→ Problem description: Keep only those lines of the records that include the string "rank".
------ Information provided ------
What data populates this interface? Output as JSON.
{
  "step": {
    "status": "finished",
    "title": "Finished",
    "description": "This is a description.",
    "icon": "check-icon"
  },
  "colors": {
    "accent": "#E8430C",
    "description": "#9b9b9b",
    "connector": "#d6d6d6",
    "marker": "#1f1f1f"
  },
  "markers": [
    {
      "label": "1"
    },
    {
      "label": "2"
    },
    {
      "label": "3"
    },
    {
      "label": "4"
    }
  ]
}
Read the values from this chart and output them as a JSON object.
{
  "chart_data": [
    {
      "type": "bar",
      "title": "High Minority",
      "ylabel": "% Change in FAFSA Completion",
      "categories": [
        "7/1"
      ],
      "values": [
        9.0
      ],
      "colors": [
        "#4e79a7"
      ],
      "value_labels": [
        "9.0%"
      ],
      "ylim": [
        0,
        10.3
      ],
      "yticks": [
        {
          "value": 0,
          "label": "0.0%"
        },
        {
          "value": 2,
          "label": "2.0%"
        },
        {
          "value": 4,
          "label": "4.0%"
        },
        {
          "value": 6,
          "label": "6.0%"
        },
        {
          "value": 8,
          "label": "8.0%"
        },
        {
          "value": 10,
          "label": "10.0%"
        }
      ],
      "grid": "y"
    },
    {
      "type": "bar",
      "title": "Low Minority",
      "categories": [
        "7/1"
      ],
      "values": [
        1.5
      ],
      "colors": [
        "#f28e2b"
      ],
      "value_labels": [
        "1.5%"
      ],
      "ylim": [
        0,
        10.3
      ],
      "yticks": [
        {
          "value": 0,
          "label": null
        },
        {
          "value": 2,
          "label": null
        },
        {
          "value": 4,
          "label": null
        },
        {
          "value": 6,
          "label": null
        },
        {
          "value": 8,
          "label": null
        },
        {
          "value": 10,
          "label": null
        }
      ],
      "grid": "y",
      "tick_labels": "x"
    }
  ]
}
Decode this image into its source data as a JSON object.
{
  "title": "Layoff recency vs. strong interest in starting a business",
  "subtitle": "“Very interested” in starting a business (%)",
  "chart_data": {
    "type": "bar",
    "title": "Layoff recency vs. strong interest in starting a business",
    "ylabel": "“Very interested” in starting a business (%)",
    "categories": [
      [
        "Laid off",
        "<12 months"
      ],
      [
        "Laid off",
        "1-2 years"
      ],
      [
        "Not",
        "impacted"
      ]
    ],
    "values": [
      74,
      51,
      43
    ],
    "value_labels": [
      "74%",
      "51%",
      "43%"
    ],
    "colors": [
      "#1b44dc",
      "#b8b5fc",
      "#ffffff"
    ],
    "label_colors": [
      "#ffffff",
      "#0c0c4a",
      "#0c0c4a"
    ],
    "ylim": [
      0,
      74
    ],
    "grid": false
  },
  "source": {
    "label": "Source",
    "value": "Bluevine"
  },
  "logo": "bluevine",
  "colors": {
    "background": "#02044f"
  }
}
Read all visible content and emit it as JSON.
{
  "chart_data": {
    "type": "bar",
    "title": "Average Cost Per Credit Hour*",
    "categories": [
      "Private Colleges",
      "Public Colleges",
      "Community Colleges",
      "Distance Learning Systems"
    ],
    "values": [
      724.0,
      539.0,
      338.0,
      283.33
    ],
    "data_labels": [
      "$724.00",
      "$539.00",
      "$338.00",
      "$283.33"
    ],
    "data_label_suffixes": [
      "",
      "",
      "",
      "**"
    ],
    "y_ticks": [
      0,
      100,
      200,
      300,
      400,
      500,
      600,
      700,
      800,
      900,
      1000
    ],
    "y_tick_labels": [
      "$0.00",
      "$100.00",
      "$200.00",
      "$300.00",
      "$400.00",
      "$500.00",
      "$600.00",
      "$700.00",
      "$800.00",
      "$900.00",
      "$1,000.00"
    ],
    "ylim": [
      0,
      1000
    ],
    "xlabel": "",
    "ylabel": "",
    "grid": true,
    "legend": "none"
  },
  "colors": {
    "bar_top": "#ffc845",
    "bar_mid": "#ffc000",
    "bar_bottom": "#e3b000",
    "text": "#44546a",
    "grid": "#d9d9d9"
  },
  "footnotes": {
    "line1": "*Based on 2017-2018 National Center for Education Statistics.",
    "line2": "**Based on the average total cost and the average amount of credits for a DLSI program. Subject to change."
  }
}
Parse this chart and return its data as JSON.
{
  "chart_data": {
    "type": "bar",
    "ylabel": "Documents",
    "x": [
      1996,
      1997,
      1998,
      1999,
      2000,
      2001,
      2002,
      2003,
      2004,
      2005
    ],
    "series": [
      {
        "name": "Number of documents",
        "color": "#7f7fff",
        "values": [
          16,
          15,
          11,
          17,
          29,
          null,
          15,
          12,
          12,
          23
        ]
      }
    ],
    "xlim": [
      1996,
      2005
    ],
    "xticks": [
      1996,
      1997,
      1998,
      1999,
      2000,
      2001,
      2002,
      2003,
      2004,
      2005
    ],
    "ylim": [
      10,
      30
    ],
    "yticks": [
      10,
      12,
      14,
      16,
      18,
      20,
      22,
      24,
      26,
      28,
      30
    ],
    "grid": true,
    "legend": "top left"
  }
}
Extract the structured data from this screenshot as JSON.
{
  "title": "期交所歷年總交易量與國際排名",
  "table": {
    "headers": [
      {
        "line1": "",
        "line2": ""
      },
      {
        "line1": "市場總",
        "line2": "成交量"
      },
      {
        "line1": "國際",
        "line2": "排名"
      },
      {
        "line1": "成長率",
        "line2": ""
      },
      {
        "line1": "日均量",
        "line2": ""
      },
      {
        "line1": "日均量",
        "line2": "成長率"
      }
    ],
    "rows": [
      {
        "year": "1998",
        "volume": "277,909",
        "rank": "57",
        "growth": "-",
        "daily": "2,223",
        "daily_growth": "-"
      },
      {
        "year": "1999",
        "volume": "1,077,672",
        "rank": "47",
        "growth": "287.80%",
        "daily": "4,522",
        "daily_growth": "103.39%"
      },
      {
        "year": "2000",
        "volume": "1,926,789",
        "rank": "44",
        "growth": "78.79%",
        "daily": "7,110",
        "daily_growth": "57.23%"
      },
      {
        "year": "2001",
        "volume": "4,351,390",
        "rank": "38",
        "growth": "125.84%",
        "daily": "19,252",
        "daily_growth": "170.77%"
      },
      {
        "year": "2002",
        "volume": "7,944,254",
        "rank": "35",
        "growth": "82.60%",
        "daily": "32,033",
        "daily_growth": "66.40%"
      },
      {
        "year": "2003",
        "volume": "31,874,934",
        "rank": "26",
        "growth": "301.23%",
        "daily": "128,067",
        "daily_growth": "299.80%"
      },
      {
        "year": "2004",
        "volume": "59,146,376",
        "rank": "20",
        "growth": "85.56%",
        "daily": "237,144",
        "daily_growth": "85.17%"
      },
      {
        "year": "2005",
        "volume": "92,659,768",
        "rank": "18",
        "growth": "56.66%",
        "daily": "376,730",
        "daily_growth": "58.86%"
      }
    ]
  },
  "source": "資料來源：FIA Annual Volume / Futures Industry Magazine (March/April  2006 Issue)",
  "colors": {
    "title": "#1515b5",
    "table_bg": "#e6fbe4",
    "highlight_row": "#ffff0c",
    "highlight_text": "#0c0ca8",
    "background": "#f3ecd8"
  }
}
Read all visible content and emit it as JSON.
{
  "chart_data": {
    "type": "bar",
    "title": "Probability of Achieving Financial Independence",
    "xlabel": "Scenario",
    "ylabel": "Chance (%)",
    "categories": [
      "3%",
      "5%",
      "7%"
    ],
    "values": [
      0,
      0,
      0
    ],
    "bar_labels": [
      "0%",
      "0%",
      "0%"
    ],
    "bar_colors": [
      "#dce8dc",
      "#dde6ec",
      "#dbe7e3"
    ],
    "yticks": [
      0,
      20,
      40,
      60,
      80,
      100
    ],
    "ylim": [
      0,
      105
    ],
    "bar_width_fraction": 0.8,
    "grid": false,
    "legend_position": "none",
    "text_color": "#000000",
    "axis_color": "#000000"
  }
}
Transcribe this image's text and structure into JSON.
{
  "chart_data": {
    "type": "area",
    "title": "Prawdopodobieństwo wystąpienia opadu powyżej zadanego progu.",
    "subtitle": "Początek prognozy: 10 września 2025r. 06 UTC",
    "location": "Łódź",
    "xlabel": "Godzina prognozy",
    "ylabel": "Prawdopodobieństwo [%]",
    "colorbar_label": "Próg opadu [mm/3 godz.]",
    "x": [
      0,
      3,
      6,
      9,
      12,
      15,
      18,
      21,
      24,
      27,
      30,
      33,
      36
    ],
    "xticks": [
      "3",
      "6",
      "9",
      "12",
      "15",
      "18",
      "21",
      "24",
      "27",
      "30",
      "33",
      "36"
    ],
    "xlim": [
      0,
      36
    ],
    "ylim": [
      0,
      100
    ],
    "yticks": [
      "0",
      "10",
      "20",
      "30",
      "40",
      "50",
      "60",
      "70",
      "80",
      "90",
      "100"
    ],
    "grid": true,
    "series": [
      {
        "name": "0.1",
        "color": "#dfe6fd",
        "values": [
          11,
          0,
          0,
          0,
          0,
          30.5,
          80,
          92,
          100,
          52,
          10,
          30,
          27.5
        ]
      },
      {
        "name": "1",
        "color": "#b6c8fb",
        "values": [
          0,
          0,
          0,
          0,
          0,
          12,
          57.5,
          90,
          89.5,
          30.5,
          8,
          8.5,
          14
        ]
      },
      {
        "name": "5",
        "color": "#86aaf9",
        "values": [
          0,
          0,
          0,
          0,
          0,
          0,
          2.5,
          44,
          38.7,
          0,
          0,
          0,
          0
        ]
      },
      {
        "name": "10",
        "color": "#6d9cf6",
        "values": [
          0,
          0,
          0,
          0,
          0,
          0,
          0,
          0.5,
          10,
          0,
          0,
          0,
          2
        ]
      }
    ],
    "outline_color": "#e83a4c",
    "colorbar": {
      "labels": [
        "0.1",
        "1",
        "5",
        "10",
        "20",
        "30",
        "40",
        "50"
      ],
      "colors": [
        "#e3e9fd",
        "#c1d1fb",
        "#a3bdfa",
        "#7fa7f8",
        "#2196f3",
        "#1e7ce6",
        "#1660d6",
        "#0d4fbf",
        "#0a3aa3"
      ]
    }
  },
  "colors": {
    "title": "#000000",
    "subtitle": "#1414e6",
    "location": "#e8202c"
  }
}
------
→ Exercise solution:
        "rank": "57",
        "rank": "47",
        "rank": "44",
        "rank": "38",
        "rank": "35",
        "rank": "26",
        "rank": "20",
        "rank": "18",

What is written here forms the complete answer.